▶ **Required work**
Extract all lines containing "资料来源".

* BEGIN Extracted data *

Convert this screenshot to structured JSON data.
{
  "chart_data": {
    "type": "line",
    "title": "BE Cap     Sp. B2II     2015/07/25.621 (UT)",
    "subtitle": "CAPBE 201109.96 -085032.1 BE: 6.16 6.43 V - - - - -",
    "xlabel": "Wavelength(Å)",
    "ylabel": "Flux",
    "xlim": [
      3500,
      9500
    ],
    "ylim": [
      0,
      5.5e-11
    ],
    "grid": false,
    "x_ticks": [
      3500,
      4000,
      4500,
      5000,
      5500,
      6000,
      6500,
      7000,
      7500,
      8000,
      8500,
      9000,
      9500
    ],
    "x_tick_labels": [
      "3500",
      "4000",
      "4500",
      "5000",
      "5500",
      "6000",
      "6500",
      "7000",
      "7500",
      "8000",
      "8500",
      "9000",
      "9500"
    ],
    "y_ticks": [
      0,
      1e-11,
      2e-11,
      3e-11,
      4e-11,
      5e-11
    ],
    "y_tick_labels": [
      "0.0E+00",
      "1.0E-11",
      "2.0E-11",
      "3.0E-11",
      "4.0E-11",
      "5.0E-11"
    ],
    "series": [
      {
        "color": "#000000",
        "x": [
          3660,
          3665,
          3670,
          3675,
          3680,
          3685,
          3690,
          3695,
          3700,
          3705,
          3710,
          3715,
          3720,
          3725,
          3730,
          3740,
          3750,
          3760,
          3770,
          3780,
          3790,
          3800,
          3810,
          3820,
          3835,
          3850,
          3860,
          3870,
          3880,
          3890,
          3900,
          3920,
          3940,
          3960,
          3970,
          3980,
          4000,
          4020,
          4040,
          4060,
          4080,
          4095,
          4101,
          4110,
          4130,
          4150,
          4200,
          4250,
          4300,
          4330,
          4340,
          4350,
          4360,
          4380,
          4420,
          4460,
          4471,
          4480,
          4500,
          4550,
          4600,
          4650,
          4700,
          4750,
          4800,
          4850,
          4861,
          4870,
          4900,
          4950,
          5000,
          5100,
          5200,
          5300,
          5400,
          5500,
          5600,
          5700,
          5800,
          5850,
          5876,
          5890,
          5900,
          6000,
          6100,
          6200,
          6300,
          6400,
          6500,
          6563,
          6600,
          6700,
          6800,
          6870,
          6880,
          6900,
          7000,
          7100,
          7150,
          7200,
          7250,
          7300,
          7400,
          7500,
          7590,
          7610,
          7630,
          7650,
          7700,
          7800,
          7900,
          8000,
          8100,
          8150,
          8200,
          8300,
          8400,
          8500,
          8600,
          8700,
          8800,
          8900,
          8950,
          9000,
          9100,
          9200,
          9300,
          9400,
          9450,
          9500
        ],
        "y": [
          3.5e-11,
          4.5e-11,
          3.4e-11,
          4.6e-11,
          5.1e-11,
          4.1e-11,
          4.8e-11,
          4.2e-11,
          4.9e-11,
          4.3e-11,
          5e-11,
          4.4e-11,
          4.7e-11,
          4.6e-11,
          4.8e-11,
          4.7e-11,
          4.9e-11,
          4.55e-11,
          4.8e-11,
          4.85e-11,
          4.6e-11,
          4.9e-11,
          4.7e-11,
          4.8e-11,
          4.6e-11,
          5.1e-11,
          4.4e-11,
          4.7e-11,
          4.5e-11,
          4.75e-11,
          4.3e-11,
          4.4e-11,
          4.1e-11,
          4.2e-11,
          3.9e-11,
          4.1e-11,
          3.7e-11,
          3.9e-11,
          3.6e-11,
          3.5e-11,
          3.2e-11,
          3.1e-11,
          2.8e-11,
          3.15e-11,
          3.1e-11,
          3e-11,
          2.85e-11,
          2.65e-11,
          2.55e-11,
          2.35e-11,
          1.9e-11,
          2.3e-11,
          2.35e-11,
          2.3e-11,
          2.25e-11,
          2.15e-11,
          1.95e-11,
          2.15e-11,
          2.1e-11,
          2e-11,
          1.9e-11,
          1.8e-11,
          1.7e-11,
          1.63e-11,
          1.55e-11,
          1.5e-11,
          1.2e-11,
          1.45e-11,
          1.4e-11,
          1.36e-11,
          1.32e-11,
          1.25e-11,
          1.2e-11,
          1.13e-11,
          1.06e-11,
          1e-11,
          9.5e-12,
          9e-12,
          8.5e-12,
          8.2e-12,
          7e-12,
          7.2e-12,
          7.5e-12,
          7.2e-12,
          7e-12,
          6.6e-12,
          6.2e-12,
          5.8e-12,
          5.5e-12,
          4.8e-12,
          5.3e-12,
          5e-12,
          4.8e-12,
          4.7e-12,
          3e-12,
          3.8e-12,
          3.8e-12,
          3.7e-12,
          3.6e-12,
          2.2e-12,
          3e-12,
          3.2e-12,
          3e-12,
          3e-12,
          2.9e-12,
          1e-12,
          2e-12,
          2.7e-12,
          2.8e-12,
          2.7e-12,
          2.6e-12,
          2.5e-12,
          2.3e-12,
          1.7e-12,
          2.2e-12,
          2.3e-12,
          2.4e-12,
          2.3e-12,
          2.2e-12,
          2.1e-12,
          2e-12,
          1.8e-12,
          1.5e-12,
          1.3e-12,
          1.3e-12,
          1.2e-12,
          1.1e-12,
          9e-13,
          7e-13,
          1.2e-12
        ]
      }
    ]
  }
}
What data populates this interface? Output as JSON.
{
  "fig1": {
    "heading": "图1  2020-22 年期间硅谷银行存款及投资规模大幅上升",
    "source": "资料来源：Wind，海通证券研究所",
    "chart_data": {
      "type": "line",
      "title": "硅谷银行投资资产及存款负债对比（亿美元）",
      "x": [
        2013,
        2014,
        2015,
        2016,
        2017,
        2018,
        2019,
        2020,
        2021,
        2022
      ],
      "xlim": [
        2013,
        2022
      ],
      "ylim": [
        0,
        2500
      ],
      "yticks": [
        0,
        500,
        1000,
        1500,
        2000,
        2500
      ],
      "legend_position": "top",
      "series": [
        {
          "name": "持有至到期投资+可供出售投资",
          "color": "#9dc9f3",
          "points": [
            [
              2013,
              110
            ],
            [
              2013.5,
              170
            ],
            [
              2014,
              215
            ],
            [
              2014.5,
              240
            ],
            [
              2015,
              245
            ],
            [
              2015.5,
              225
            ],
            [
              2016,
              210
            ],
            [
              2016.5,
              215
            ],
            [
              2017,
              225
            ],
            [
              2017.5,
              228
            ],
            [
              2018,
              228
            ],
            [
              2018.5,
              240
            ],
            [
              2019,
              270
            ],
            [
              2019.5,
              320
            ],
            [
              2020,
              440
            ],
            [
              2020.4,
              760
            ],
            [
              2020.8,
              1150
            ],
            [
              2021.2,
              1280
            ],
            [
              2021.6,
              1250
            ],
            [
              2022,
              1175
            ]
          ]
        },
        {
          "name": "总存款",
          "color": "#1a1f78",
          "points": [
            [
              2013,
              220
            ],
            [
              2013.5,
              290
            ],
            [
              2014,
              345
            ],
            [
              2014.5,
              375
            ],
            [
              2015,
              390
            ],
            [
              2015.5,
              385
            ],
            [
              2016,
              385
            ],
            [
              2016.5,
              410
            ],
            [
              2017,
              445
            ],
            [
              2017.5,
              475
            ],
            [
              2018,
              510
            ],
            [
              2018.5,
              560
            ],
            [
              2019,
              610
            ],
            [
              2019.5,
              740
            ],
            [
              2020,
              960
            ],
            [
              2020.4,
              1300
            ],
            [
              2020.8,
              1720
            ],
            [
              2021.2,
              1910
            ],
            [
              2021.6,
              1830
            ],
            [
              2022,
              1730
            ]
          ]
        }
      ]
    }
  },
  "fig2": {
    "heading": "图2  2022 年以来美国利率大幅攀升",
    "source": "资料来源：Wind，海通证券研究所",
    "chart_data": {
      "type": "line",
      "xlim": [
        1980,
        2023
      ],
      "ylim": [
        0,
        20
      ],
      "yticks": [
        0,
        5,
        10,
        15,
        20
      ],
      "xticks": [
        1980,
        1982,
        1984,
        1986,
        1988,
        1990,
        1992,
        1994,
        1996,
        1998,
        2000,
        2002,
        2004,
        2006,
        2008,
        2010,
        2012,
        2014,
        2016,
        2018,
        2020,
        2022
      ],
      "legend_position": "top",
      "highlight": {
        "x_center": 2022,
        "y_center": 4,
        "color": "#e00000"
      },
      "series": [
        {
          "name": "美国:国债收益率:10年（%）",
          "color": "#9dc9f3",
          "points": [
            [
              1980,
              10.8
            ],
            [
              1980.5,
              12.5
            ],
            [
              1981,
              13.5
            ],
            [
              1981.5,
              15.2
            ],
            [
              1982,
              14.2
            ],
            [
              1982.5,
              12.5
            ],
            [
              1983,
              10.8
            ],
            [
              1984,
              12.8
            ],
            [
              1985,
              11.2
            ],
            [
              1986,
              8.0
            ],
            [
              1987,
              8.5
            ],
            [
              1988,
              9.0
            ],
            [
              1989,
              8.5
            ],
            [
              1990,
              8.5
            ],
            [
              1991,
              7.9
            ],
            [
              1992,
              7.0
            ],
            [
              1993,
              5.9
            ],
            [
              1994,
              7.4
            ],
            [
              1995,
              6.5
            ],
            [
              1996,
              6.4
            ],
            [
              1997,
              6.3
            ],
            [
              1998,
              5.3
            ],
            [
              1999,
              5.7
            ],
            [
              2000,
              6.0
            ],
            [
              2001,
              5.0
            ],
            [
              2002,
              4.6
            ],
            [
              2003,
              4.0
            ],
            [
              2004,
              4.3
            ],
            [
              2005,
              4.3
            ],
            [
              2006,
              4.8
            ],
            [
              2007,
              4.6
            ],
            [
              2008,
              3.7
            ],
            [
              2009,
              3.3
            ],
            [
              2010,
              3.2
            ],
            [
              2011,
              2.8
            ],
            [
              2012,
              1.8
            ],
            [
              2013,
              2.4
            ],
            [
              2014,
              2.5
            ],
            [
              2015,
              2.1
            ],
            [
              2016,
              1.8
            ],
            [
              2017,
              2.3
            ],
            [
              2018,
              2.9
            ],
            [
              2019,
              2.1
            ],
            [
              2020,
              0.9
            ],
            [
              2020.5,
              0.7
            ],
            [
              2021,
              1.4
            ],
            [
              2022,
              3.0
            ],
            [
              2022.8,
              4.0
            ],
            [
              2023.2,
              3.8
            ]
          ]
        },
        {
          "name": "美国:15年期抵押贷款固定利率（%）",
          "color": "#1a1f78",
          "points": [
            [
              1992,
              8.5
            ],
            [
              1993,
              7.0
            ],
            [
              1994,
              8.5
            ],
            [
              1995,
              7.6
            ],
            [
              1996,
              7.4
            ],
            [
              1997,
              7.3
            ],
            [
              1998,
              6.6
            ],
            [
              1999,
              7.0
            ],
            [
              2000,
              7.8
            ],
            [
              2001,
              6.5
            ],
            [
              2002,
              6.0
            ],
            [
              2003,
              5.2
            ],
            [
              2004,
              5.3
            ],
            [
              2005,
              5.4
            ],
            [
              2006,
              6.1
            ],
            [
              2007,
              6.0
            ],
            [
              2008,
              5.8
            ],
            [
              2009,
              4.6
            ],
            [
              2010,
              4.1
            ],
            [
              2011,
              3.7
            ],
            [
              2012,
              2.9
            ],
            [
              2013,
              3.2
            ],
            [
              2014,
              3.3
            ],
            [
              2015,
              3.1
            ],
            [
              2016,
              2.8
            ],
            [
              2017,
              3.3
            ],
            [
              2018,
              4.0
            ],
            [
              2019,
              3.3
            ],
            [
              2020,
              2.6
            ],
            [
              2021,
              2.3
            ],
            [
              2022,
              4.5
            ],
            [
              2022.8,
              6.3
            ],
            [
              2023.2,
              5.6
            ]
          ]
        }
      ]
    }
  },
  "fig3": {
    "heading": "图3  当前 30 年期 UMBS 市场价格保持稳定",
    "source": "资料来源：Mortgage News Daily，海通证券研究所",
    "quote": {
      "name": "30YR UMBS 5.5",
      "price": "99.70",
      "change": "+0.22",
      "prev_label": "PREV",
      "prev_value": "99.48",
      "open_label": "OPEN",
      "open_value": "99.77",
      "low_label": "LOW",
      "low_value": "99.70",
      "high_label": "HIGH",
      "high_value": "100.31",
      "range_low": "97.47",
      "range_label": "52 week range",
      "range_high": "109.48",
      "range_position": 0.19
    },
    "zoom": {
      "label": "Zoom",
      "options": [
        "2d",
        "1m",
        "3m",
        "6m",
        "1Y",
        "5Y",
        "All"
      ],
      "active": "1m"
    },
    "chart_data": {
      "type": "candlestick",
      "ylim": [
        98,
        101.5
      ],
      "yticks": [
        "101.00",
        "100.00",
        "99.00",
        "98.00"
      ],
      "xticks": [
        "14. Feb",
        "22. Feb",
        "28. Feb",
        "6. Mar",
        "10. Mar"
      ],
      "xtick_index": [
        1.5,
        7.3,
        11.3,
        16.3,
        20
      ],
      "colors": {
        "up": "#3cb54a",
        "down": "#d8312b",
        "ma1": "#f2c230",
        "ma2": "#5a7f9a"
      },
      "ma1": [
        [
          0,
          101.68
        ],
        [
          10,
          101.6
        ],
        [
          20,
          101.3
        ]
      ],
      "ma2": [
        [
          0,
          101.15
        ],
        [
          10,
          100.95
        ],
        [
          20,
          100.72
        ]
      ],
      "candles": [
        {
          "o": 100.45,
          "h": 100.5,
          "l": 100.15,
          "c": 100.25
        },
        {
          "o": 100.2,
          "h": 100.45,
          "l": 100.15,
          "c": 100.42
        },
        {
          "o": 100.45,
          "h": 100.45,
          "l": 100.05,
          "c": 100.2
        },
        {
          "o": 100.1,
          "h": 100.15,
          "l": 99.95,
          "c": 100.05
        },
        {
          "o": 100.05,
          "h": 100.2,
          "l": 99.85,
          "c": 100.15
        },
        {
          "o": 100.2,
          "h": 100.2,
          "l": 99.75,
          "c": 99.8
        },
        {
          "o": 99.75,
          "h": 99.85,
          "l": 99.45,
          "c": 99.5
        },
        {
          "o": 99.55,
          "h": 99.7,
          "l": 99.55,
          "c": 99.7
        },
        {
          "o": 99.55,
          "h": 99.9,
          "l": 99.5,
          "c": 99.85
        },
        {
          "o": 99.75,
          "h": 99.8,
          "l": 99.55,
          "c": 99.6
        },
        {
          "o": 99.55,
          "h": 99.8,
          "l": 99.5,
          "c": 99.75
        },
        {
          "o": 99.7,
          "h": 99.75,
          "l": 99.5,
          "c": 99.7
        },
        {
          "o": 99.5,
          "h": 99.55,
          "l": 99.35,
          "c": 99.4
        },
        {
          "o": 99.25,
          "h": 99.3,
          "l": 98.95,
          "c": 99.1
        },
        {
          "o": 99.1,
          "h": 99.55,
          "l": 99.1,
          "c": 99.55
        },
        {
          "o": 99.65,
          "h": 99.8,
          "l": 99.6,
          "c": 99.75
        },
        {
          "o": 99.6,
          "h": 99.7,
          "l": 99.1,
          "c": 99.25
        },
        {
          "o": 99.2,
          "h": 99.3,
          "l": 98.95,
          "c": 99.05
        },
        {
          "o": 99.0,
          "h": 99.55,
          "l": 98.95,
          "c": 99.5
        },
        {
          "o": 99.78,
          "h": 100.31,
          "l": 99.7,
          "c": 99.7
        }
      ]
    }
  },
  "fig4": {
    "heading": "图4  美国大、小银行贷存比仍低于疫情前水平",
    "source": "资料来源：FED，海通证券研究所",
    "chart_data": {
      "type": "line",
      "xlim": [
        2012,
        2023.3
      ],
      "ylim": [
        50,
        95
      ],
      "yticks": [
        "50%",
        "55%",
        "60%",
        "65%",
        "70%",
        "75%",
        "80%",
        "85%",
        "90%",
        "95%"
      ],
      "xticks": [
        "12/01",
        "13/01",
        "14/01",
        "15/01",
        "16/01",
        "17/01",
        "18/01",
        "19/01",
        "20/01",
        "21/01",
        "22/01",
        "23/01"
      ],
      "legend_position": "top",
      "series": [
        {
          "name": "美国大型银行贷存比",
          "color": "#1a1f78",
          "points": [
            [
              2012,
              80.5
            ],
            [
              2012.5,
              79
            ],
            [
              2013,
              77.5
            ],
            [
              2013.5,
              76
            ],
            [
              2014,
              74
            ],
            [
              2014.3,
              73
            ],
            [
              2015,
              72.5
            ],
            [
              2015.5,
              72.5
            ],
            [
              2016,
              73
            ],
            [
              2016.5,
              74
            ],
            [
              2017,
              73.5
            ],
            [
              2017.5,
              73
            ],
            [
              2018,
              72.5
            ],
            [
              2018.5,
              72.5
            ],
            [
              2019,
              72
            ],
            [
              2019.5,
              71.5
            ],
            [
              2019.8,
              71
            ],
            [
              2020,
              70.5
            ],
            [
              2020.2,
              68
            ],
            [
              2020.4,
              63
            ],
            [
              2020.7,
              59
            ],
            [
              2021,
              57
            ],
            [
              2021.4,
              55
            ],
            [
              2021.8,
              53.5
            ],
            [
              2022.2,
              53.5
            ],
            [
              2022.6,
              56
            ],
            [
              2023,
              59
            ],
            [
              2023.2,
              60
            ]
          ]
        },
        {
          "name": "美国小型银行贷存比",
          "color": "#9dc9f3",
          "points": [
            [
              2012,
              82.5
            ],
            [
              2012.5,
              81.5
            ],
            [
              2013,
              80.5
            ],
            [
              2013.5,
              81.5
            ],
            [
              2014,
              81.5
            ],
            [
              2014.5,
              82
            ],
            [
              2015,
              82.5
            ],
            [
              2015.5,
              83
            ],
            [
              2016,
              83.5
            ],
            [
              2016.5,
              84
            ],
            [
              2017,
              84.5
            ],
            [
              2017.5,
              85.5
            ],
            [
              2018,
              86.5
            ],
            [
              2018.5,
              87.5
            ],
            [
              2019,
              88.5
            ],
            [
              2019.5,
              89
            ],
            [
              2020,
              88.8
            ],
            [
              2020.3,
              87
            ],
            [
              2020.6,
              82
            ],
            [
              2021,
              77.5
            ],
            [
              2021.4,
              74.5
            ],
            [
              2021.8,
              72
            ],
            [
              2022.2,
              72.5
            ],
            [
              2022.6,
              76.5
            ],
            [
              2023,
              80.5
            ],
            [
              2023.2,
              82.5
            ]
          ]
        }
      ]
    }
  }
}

* END Extracted data *

▶ **Result for this task**
    "source": "资料来源：Wind，海通证券研究所",
    "source": "资料来源：Wind，海通证券研究所",
    "source": "资料来源：Mortgage News Daily，海通证券研究所",
    "source": "资料来源：FED，海通证券研究所",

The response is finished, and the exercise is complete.